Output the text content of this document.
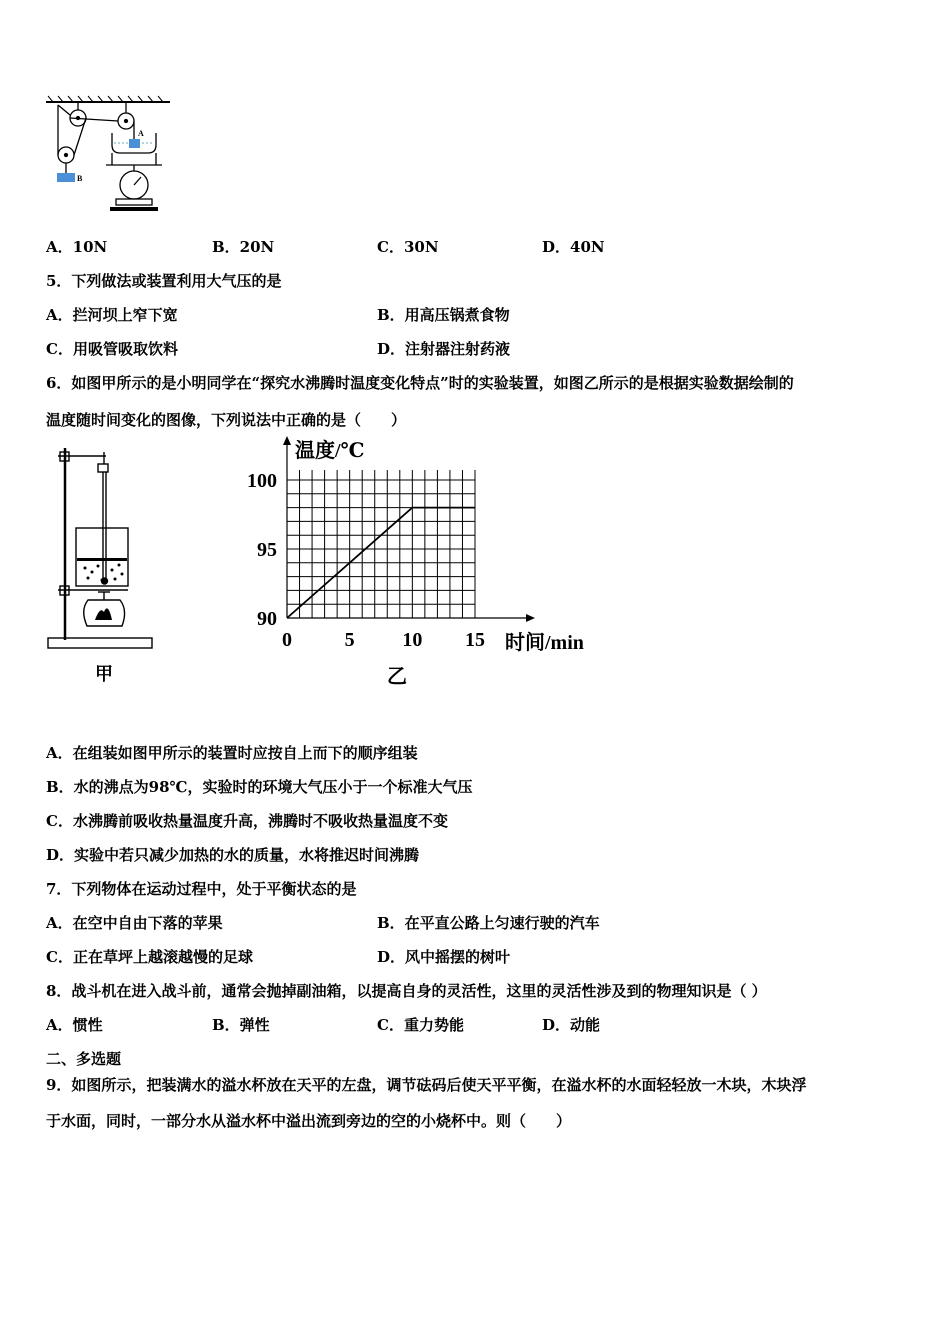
A
B
A．10N	B．20N	C．30N	D．40N
5．下列做法或装置利用大气压的是
A．拦河坝上窄下宽	B．用高压锅煮食物
C．用吸管吸取饮料	D．注射器注射药液
6．如图甲所示的是小明同学在“探究水沸腾时温度变化特点”时的实验装置，如图乙所示的是根据实验数据绘制的
温度随时间变化的图像，下列说法中正确的是（　　）
甲
温度/℃
时间/min
90
95
100
0	5 10 15
乙
A．在组装如图甲所示的装置时应按自上而下的顺序组装
B．水的沸点为98℃，实验时的环境大气压小于一个标准大气压
C．水沸腾前吸收热量温度升高，沸腾时不吸收热量温度不变
D．实验中若只减少加热的水的质量，水将推迟时间沸腾
7．下列物体在运动过程中，处于平衡状态的是
A．在空中自由下落的苹果	B．在平直公路上匀速行驶的汽车
C．正在草坪上越滚越慢的足球	D．风中摇摆的树叶
8．战斗机在进入战斗前，通常会抛掉副油箱，以提高自身的灵活性，这里的灵活性涉及到的物理知识是（ ）
A．惯性	B．弹性	C．重力势能	D．动能
二、多选题
9．如图所示，把装满水的溢水杯放在天平的左盘，调节砝码后使天平平衡，在溢水杯的水面轻轻放一木块，木块浮
于水面，同时，一部分水从溢水杯中溢出流到旁边的空的小烧杯中。则（　　）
——————————
• [Aim]:
Quote every record above exactly, omitting any pictures they contain.

• [Answer for the task]:
Output the text content of this document.
A
B
A．10N	B．20N	C．30N	D．40N
5．下列做法或装置利用大气压的是
A．拦河坝上窄下宽	B．用高压锅煮食物
C．用吸管吸取饮料	D．注射器注射药液
6．如图甲所示的是小明同学在“探究水沸腾时温度变化特点”时的实验装置，如图乙所示的是根据实验数据绘制的
温度随时间变化的图像，下列说法中正确的是（　　）
甲
温度/℃
时间/min
90
95
100
0	5 10 15
乙
A．在组装如图甲所示的装置时应按自上而下的顺序组装
B．水的沸点为98℃，实验时的环境大气压小于一个标准大气压
C．水沸腾前吸收热量温度升高，沸腾时不吸收热量温度不变
D．实验中若只减少加热的水的质量，水将推迟时间沸腾
7．下列物体在运动过程中，处于平衡状态的是
A．在空中自由下落的苹果	B．在平直公路上匀速行驶的汽车
C．正在草坪上越滚越慢的足球	D．风中摇摆的树叶
8．战斗机在进入战斗前，通常会抛掉副油箱，以提高自身的灵活性，这里的灵活性涉及到的物理知识是（ ）
A．惯性	B．弹性	C．重力势能	D．动能
二、多选题
9．如图所示，把装满水的溢水杯放在天平的左盘，调节砝码后使天平平衡，在溢水杯的水面轻轻放一木块，木块浮
于水面，同时，一部分水从溢水杯中溢出流到旁边的空的小烧杯中。则（　　）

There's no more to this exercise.